## Task directions
Return the material starting at the line containing "Where is each" and ending at the line containing "reply-button[interactable]: Reply — [345, 647, 427, 681]", both included, with each line unchanged. Leave the pictures out of your answer.

## Information shown
========================================================================
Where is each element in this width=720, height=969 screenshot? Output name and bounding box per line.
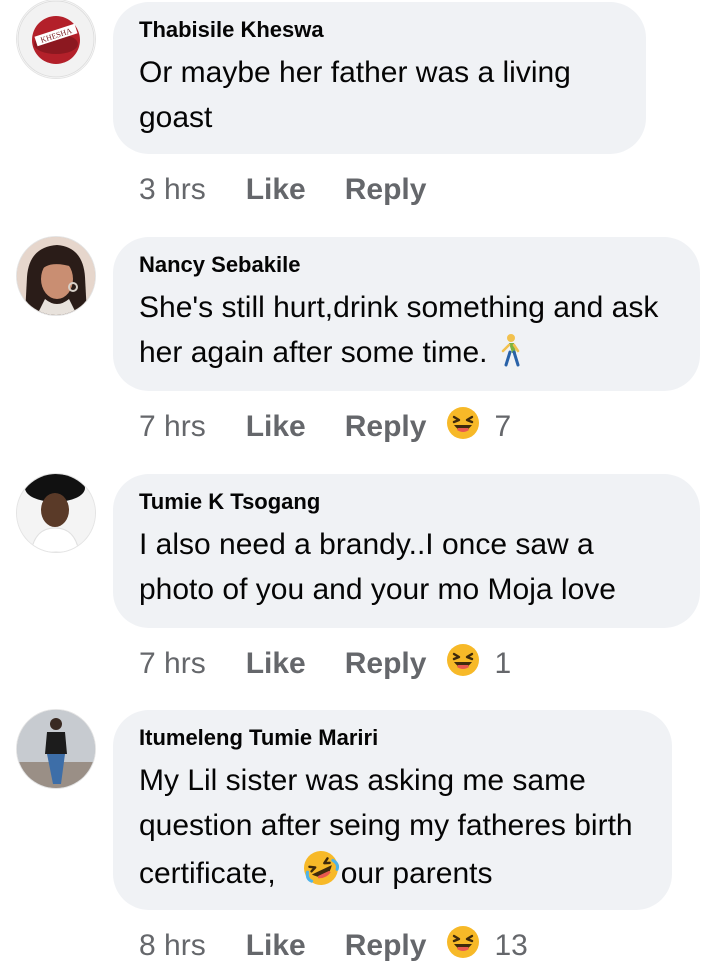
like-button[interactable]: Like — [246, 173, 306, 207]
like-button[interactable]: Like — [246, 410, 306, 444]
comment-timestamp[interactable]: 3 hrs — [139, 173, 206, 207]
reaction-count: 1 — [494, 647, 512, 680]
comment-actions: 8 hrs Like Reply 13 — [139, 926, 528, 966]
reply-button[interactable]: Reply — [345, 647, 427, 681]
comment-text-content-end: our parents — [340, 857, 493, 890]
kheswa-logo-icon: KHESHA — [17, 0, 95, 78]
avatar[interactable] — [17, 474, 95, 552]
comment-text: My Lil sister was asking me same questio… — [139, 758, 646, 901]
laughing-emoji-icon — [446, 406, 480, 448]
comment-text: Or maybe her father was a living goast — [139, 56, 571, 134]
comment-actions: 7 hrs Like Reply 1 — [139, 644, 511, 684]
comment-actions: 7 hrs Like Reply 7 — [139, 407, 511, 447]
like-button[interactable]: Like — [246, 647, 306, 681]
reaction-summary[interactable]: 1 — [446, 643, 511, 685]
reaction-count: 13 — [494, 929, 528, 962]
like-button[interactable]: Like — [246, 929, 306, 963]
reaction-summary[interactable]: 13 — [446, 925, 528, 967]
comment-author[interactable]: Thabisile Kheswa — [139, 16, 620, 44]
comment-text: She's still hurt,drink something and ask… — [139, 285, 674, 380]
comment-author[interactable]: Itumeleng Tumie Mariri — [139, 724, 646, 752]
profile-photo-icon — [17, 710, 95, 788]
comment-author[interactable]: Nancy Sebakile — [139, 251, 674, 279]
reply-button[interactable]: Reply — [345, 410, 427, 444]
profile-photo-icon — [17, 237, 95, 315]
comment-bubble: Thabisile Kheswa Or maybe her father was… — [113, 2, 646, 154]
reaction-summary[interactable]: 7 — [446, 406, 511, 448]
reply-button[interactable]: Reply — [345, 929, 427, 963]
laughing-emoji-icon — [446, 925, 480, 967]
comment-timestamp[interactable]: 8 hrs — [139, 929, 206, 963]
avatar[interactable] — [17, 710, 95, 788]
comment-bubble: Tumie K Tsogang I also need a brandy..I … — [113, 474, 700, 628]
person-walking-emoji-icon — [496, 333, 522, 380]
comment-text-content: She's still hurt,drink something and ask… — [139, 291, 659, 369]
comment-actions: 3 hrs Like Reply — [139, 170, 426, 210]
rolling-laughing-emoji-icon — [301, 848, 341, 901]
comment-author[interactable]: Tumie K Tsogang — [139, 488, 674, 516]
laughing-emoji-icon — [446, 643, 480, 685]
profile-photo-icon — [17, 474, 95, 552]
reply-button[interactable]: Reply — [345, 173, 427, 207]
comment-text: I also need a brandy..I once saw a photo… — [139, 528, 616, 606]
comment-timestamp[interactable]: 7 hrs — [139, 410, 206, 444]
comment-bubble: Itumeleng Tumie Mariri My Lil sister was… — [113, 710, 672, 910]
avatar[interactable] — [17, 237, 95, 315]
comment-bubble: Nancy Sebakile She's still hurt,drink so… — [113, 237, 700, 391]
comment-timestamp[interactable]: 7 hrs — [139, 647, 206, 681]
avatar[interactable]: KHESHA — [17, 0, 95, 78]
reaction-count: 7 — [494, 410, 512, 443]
========================================================================
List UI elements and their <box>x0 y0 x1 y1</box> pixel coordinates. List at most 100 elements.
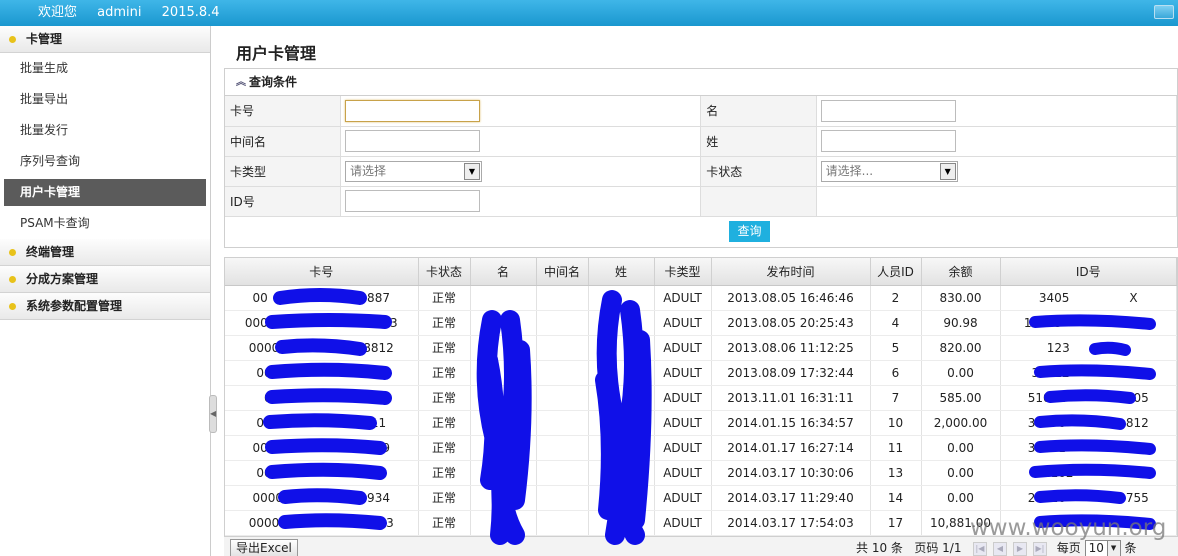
========================================================================
## Solution for this exercise
Where is each element in this width=720, height=969 screenshot? Output name and bounding box per line.
like-button[interactable]: Like — [246, 173, 306, 207]
like-button[interactable]: Like — [246, 410, 306, 444]
comment-timestamp[interactable]: 3 hrs — [139, 173, 206, 207]
reaction-count: 1 — [494, 647, 512, 680]
comment-actions: 8 hrs Like Reply 13 — [139, 926, 528, 966]
reply-button[interactable]: Reply — [345, 647, 427, 681]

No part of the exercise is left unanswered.